# What is expected
Transcribe every entry word for word. Skip the pictures.

# Recorded information
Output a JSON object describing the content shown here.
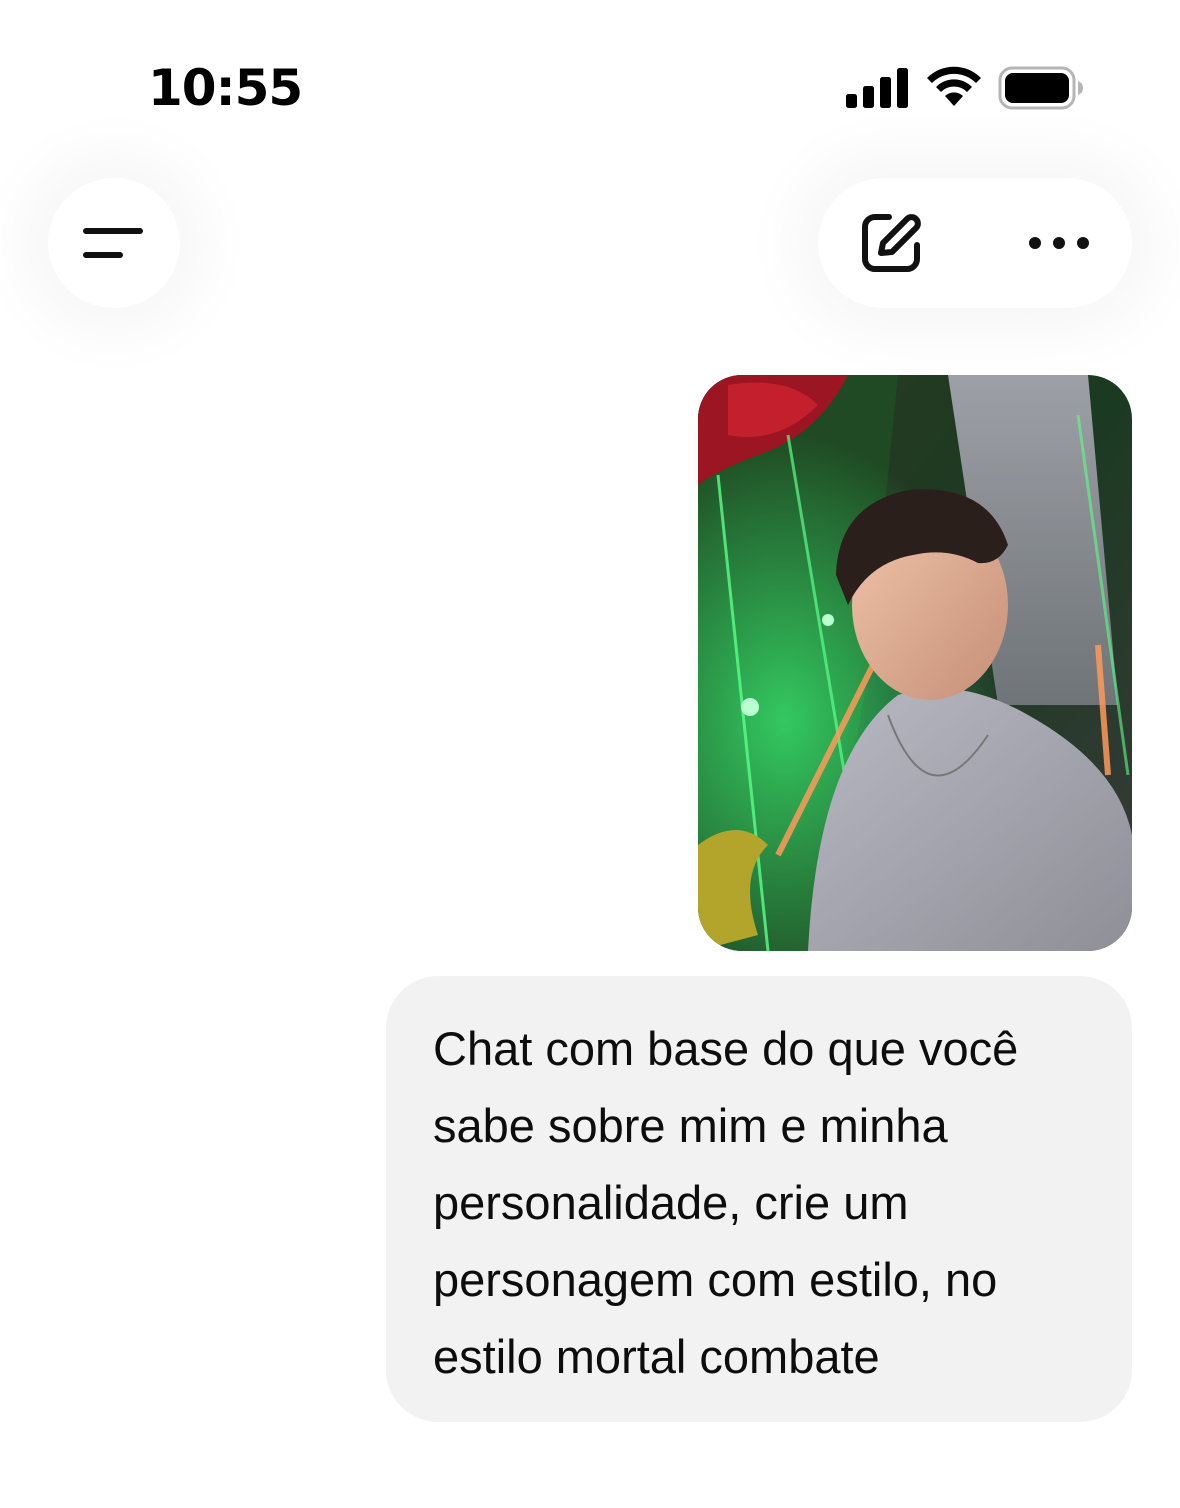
{
  "status_bar": {
    "time": "10:55",
    "icons": [
      "signal-icon",
      "wifi-icon",
      "battery-icon"
    ]
  },
  "header": {
    "menu_icon": "menu-icon",
    "new_chat_icon": "edit-icon",
    "more_icon": "more-icon"
  },
  "conversation": {
    "user_image": {
      "description": "photo-attachment"
    },
    "user_message": "Chat com base do que você sabe sobre mim e minha personalidade, crie um personagem com estilo, no estilo mortal combate"
  },
  "colors": {
    "bubble_background": "#f2f2f2",
    "text": "#0d0d0d",
    "page_background": "#ffffff"
  }
}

# Answer to the problem
Output a JSON object describing the content shown here.
{
  "status_bar": {
    "time": "10:55",
    "icons": [
      "signal-icon",
      "wifi-icon",
      "battery-icon"
    ]
  },
  "header": {
    "menu_icon": "menu-icon",
    "new_chat_icon": "edit-icon",
    "more_icon": "more-icon"
  },
  "conversation": {
    "user_image": {
      "description": "photo-attachment"
    },
    "user_message": "Chat com base do que você sabe sobre mim e minha personalidade, crie um personagem com estilo, no estilo mortal combate"
  },
  "colors": {
    "bubble_background": "#f2f2f2",
    "text": "#0d0d0d",
    "page_background": "#ffffff"
  }
}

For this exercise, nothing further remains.